**WHAT NEEDS TO BE DONE:** From the records, pick out and copy each line containing "Siehe".

**RECORDS SHOWN:**
****************************************

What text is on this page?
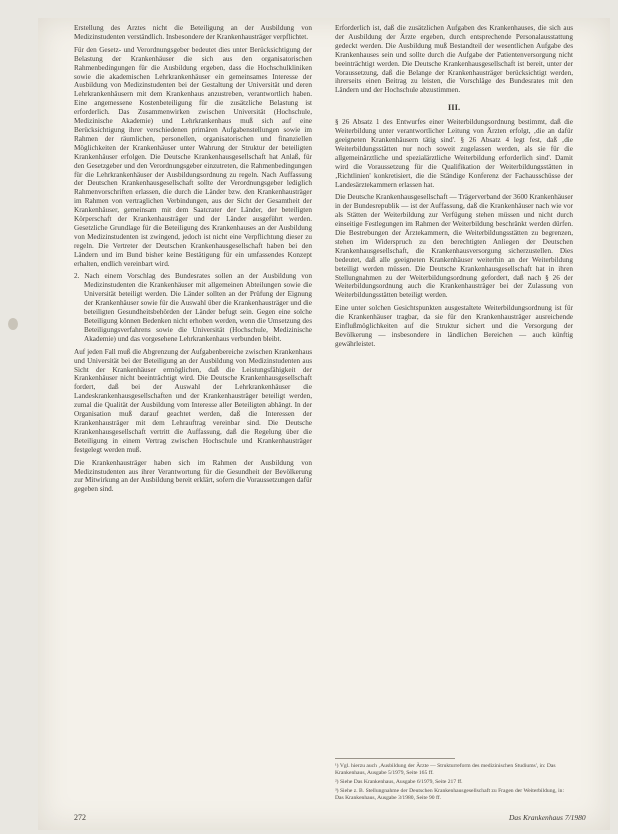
Erstellung des Arztes nicht die Beteiligung an der Ausbildung von Medizinstudenten verständlich. Insbesondere der Krankenhausträger verpflichtet.

Für den Gesetz- und Verordnungsgeber bedeutet dies unter Berücksichtigung der Belastung der Krankenhäuser die sich aus den organisatorischen Rahmenbedingungen für die Ausbildung ergeben, dass die Hochschulkliniken sowie die akademischen Lehrkrankenhäuser ein gemeinsames Interesse der Ausbildung von Medizinstudenten bei der Gestaltung der Universität und deren Lehrkrankenhäusern mit dem Krankenhaus anzustreben, verantwortlich haben. Eine angemessene Kostenbeteiligung für die zusätzliche Belastung ist erforderlich. Das Zusammenwirken zwischen Universität (Hochschule, Medizinische Akademie) und Lehrkrankenhaus muß sich auf eine Berücksichtigung ihrer verschiedenen primären Aufgabenstellungen sowie im Rahmen der räumlichen, personellen, organisatorischen und finanziellen Möglichkeiten der Krankenhäuser unter Wahrung der Struktur der beteiligten Krankenhäuser erfolgen. Die Deutsche Krankenhausgesellschaft hat Anlaß, für den Gesetzgeber und den Verordnungsgeber einzutreten, die Rahmenbedingungen für die Lehrkrankenhäuser der Ausbildungsordnung zu regeln. Nach Auffassung der Deutschen Krankenhausgesellschaft sollte der Verordnungsgeber lediglich Rahmenvorschriften erlassen, die durch die Länder bzw. den Krankenhausträger im Rahmen von vertraglichen Verbindungen, aus der Sicht der Gesamtheit der Krankenhäuser, gemeinsam mit dem Saatcrater der Länder, der beteiligten Körperschaft der Krankenhausträger und der Länder ausgeführt werden. Gesetzliche Grundlage für die Beteiligung des Krankenhauses an der Ausbildung von Medizinstudenten ist zwingend, jedoch ist nicht eine Verpflichtung dieser zu regeln. Die Vertreter der Deutschen Krankenhausgesellschaft haben bei den Ländern und im Bund bisher keine Bestätigung für ein umfassendes Konzept erhalten, endlich vereinbart wird.

2. Nach einem Vorschlag des Bundesrates sollen an der Ausbildung von Medizinstudenten die Krankenhäuser mit allgemeinen Abteilungen sowie die Universität beteiligt werden. Die Länder sollten an der Prüfung der Eignung der Krankenhäuser sowie für die Auswahl über die Krankenhausträger und die beteiligten Gesundheitsbehörden der Länder befugt sein. Gegen eine solche Beteiligung können Bedenken nicht erhoben werden, wenn die Umsetzung des Beteiligungsverfahrens sowie die Universität (Hochschule, Medizinische Akademie) und das vorgesehene Lehrkrankenhaus verbunden bleibt.

Auf jeden Fall muß die Abgrenzung der Aufgabenbereiche zwischen Krankenhaus und Universität bei der Beteiligung an der Ausbildung von Medizinstudenten aus Sicht der Krankenhäuser ermöglichen, daß die Leistungsfähigkeit der Krankenhäuser nicht beeinträchtigt wird. Die Deutsche Krankenhausgesellschaft fordert, daß bei der Auswahl der Lehrkrankenhäuser die Landeskrankenhausgesellschaften und der Krankenhausträger beteiligt werden, zumal die Qualität der Ausbildung vom Interesse aller Beteiligten abhängt. In der Organisation muß darauf geachtet werden, daß die Interessen der Krankenhausträger mit dem Lehrauftrag vereinbar sind. Die Deutsche Krankenhausgesellschaft vertritt die Auffassung, daß die Regelung über die Beteiligung in einem Vertrag zwischen Hochschule und Krankenhausträger festgelegt werden muß.

Die Krankenhausträger haben sich im Rahmen der Ausbildung von Medizinstudenten aus ihrer Verantwortung für die Gesundheit der Bevölkerung zur Mitwirkung an der Ausbildung bereit erklärt, sofern die Voraussetzungen dafür gegeben sind.

Erforderlich ist, daß die zusätzlichen Aufgaben des Krankenhauses, die sich aus der Ausbildung der Ärzte ergeben, durch entsprechende Personalausstattung gedeckt werden. Die Ausbildung muß Bestandteil der wesentlichen Aufgabe des Krankenhauses sein und sollte durch die Aufgabe der Patientenversorgung nicht beeinträchtigt werden. Die Deutsche Krankenhausgesellschaft ist bereit, unter der Voraussetzung, daß die Belange der Krankenhausträger berücksichtigt werden, ihrerseits einen Beitrag zu leisten, die Vorschläge des Bundesrates mit den Ländern und der Hochschule abzustimmen.

III.

§ 26 Absatz 1 des Entwurfes einer Weiterbildungsordnung bestimmt, daß die Weiterbildung unter verantwortlicher Leitung von Ärzten erfolgt, ‚die an dafür geeigneten Krankenhäusern tätig sind'. § 26 Absatz 4 legt fest, daß ‚die Weiterbildungsstätten nur noch soweit zugelassen werden, als sie für die allgemeinärztliche und spezialärztliche Weiterbildung erforderlich sind'. Damit wird die Voraussetzung für die Qualifikation der Weiterbildungsstätten in ‚Richtlinien' konkretisiert, die die Ständige Konferenz der Fachausschüsse der Landesärztekammern erlassen hat.

Die Deutsche Krankenhausgesellschaft — Trägerverband der 3600 Krankenhäuser in der Bundesrepublik — ist der Auffassung, daß die Krankenhäuser nach wie vor als Stätten der Weiterbildung zur Verfügung stehen müssen und nicht durch einseitige Festlegungen im Rahmen der Weiterbildung beschränkt werden dürfen. Die Bestrebungen der Ärztekammern, die Weiterbildungsstätten zu begrenzen, stehen im Widerspruch zu den berechtigten Anliegen der Deutschen Krankenhausgesellschaft, die Krankenhausversorgung sicherzustellen. Dies bedeutet, daß alle geeigneten Krankenhäuser weiterhin an der Weiterbildung beteiligt werden müssen. Die Deutsche Krankenhausgesellschaft hat in ihren Stellungnahmen zu der Weiterbildungsordnung gefordert, daß nach § 26 der Weiterbildungsordnung auch die Krankenhausträger bei der Zulassung von Weiterbildungsstätten beteiligt werden.

Eine unter solchen Gesichtspunkten ausgestaltete Weiterbildungsordnung ist für die Krankenhäuser tragbar, da sie für den Krankenhausträger ausreichende Einflußmöglichkeiten auf die Struktur sichert und die Versorgung der Bevölkerung — insbesondere in ländlichen Bereichen — auch künftig gewährleistet.

¹) Vgl. hierzu auch ‚Ausbildung der Ärzte — Strukturreform des medizinischen Studiums', in: Das Krankenhaus, Ausgabe 5/1979, Seite 165 ff.

²) Siehe Das Krankenhaus, Ausgabe 6/1979, Seite 217 ff.

³) Siehe z. B. Stellungnahme der Deutschen Krankenhausgesellschaft zu Fragen der Weiterbildung, in: Das Krankenhaus, Ausgabe 3/1980, Seite 90 ff.

272	Das Krankenhaus 7/1980
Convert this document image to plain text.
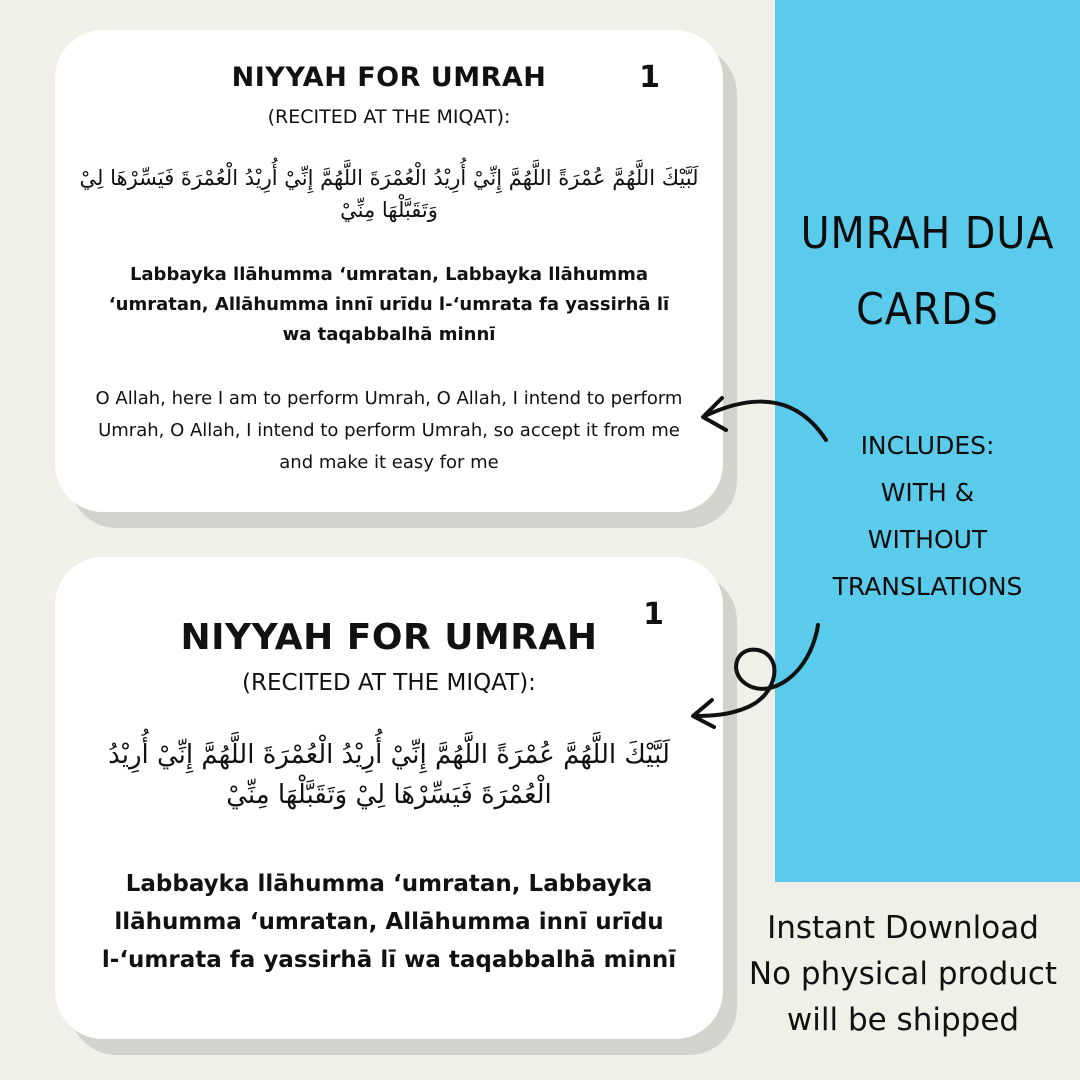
1
NIYYAH FOR UMRAH
(RECITED AT THE MIQAT):
لَبَّيْكَ اللَّهُمَّ عُمْرَةً اللَّهُمَّ إِنِّيْ أُرِيْدُ الْعُمْرَةَ اللَّهُمَّ إِنِّيْ أُرِيْدُ الْعُمْرَةَ فَيَسِّرْهَا لِيْ وَتَقَبَّلْهَا مِنِّيْ
Labbayka llāhumma ‘umratan, Labbayka llāhumma ‘umratan, Allāhumma innī urīdu l-‘umrata fa yassirhā lī wa taqabbalhā minnī
O Allah, here I am to perform Umrah, O Allah, I intend to perform Umrah, O Allah, I intend to perform Umrah, so accept it from me and make it easy for me
1
NIYYAH FOR UMRAH
(RECITED AT THE MIQAT):
لَبَّيْكَ اللَّهُمَّ عُمْرَةً اللَّهُمَّ إِنِّيْ أُرِيْدُ الْعُمْرَةَ اللَّهُمَّ إِنِّيْ أُرِيْدُ الْعُمْرَةَ فَيَسِّرْهَا لِيْ وَتَقَبَّلْهَا مِنِّيْ
Labbayka llāhumma ‘umratan, Labbayka llāhumma ‘umratan, Allāhumma innī urīdu l-‘umrata fa yassirhā lī wa taqabbalhā minnī
UMRAH DUA
CARDS
INCLUDES:
WITH &
WITHOUT
TRANSLATIONS
Instant Download
No physical product
will be shipped
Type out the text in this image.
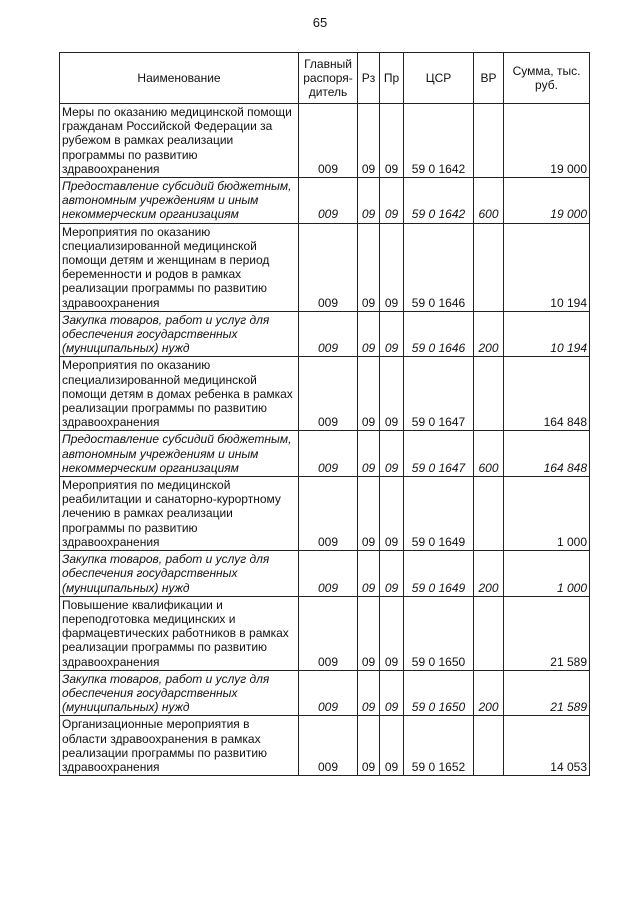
65
Наименование	Главный распоря-дитель	Рз	Пр	ЦСР	ВР	Сумма, тыс. руб.
Меры по оказанию медицинской помощи гражданам Российской Федерации за рубежом в рамках реализации программы по развитию здравоохранения	009	09	09	59 0 1642		19 000
Предоставление субсидий бюджетным, автономным учреждениям и иным некоммерческим организациям	009	09	09	59 0 1642	600	19 000
Мероприятия по оказанию специализированной медицинской помощи детям и женщинам в период беременности и родов в рамках реализации программы по развитию здравоохранения	009	09	09	59 0 1646		10 194
Закупка товаров, работ и услуг для обеспечения государственных (муниципальных) нужд	009	09	09	59 0 1646	200	10 194
Мероприятия по оказанию специализированной медицинской помощи детям в домах ребенка в рамках реализации программы по развитию здравоохранения	009	09	09	59 0 1647		164 848
Предоставление субсидий бюджетным, автономным учреждениям и иным некоммерческим организациям	009	09	09	59 0 1647	600	164 848
Мероприятия по медицинской реабилитации и санаторно-курортному лечению в рамках реализации программы по развитию здравоохранения	009	09	09	59 0 1649		1 000
Закупка товаров, работ и услуг для обеспечения государственных (муниципальных) нужд	009	09	09	59 0 1649	200	1 000
Повышение квалификации и переподготовка медицинских и фармацевтических работников в рамках реализации программы по развитию здравоохранения	009	09	09	59 0 1650		21 589
Закупка товаров, работ и услуг для обеспечения государственных (муниципальных) нужд	009	09	09	59 0 1650	200	21 589
Организационные мероприятия в области здравоохранения в рамках реализации программы по развитию здравоохранения	009	09	09	59 0 1652		14 053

****************************************

**TASK OUTPUT:**
²) Siehe Das Krankenhaus, Ausgabe 6/1979, Seite 217 ff.
³) Siehe z. B. Stellungnahme der Deutschen Krankenhausgesellschaft zu Fragen der Weiterbildung, in: Das Krankenhaus, Ausgabe 3/1980, Seite 90 ff.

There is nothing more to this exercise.